WHAT IS REQUIRED: Write the data out again in full, with no departure from the original.

EXTRACTED RECORDS:
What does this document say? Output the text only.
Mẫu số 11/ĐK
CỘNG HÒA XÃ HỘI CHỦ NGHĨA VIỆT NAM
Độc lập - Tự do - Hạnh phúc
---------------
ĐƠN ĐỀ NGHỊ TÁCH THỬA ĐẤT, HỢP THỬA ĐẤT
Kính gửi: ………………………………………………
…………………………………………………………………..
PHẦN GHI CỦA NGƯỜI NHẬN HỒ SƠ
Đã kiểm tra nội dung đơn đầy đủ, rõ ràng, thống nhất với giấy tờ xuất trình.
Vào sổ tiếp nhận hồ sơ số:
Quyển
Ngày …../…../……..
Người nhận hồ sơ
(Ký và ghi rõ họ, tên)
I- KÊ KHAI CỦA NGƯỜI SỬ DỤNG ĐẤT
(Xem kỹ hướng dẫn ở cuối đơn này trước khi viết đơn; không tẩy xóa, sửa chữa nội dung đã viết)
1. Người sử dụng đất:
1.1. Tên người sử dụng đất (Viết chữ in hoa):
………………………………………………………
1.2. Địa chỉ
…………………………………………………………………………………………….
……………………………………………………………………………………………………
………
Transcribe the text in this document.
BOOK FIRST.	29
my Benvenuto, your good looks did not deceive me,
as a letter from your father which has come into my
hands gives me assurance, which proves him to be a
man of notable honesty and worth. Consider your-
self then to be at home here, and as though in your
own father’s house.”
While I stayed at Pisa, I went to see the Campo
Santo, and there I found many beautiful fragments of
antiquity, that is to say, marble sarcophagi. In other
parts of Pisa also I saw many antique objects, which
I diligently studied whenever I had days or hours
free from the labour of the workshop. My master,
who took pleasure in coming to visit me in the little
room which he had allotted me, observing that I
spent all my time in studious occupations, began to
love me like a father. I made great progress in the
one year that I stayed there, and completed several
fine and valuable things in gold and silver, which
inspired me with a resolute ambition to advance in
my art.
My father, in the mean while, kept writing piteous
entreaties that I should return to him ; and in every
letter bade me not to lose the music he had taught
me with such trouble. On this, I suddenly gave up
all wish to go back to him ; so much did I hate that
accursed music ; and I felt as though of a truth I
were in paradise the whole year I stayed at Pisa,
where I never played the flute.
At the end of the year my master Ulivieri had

WRITTEN RESPONSE:
What does this document say? Output the text only.
Mẫu số 11/ĐK
CỘNG HÒA XÃ HỘI CHỦ NGHĨA VIỆT NAM
Độc lập - Tự do - Hạnh phúc
---------------
ĐƠN ĐỀ NGHỊ TÁCH THỬA ĐẤT, HỢP THỬA ĐẤT
Kính gửi: ………………………………………………
…………………………………………………………………..
PHẦN GHI CỦA NGƯỜI NHẬN HỒ SƠ
Đã kiểm tra nội dung đơn đầy đủ, rõ ràng, thống nhất với giấy tờ xuất trình.
Vào sổ tiếp nhận hồ sơ số:
Quyển
Ngày …../…../……..
Người nhận hồ sơ
(Ký và ghi rõ họ, tên)
I- KÊ KHAI CỦA NGƯỜI SỬ DỤNG ĐẤT
(Xem kỹ hướng dẫn ở cuối đơn này trước khi viết đơn; không tẩy xóa, sửa chữa nội dung đã viết)
1. Người sử dụng đất:
1.1. Tên người sử dụng đất (Viết chữ in hoa):
………………………………………………………
1.2. Địa chỉ
…………………………………………………………………………………………….
……………………………………………………………………………………………………
………
Transcribe the text in this document.
BOOK FIRST.	29
my Benvenuto, your good looks did not deceive me,
as a letter from your father which has come into my
hands gives me assurance, which proves him to be a
man of notable honesty and worth. Consider your-
self then to be at home here, and as though in your
own father’s house.”
While I stayed at Pisa, I went to see the Campo
Santo, and there I found many beautiful fragments of
antiquity, that is to say, marble sarcophagi. In other
parts of Pisa also I saw many antique objects, which
I diligently studied whenever I had days or hours
free from the labour of the workshop. My master,
who took pleasure in coming to visit me in the little
room which he had allotted me, observing that I
spent all my time in studious occupations, began to
love me like a father. I made great progress in the
one year that I stayed there, and completed several
fine and valuable things in gold and silver, which
inspired me with a resolute ambition to advance in
my art.
My father, in the mean while, kept writing piteous
entreaties that I should return to him ; and in every
letter bade me not to lose the music he had taught
me with such trouble. On this, I suddenly gave up
all wish to go back to him ; so much did I hate that
accursed music ; and I felt as though of a truth I
were in paradise the whole year I stayed at Pisa,
where I never played the flute.
At the end of the year my master Ulivieri had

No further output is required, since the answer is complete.